*Exercise objective*
Copy each line that contains the string "างพาก".

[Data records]
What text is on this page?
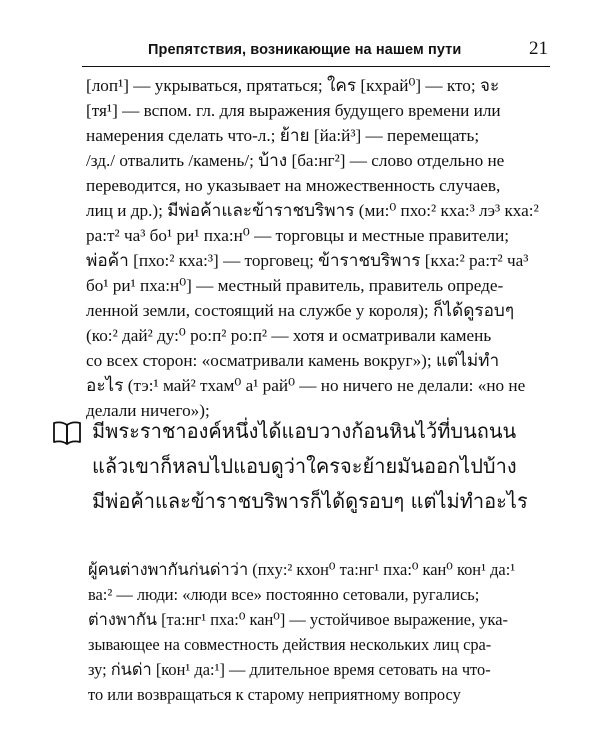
Препятствия, возникающие на нашем пути	21
[лоп¹] — укрываться, прятаться; ใคร [кхрай⁰] — кто; จะ
[тя¹] — вспом. гл. для выражения будущего времени или
намерения сделать что-л.; ย้าย [йа:й³] — перемещать;
/зд./ отвалить /камень/; บ้าง [ба:нг²] — слово отдельно не
переводится, но указывает на множественность случаев,
лиц и др.); มีพ่อค้าและข้าราชบริพาร (ми:⁰ пхо:² кха:³ лэ³ кха:²
ра:т² ча³ бо¹ ри¹ пха:н⁰ — торговцы и местные правители;
พ่อค้า [пхо:² кха:³] — торговец; ข้าราชบริพาร [кха:² ра:т² ча³
бо¹ ри¹ пха:н⁰] — местный правитель, правитель опреде-
ленной земли, состоящий на службе у короля); ก็ได้ดูรอบๆ
(ко:² дай² ду:⁰ ро:п² ро:п² — хотя и осматривали камень
со всех сторон: «осматривали камень вокруг»); แต่ไม่ทำ
อะไร (тэ:¹ май² тхам⁰ а¹ рай⁰ — но ничего не делали: «но не
делали ничего»);
มีพระราชาองค์หนึ่งได้แอบวางก้อนหินไว้ที่บนถนน
แล้วเขาก็หลบไปแอบดูว่าใครจะย้ายมันออกไปบ้าง
มีพ่อค้าและข้าราชบริพารก็ได้ดูรอบๆ แต่ไม่ทำอะไร
ผู้คนต่างพากันก่นด่าว่า (пхy:² кхон⁰ та:нг¹ пха:⁰ кан⁰ кон¹ да:¹
ва:² — люди: «люди все» постоянно сетовали, ругались;
ต่างพากัน [та:нг¹ пха:⁰ кан⁰] — устойчивое выражение, ука-
зывающее на совместность действия нескольких лиц сра-
зу; ก่นด่า [кон¹ да:¹] — длительное время сетовать на что-
то или возвращаться к старому неприятному вопросу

*Written response*
ผู้คนต่างพากันก่นด่าว่า (пхy:² кхон⁰ та:нг¹ пха:⁰ кан⁰ кон¹ да:¹
ต่างพากัน [та:нг¹ пха:⁰ кан⁰] — устойчивое выражение, ука-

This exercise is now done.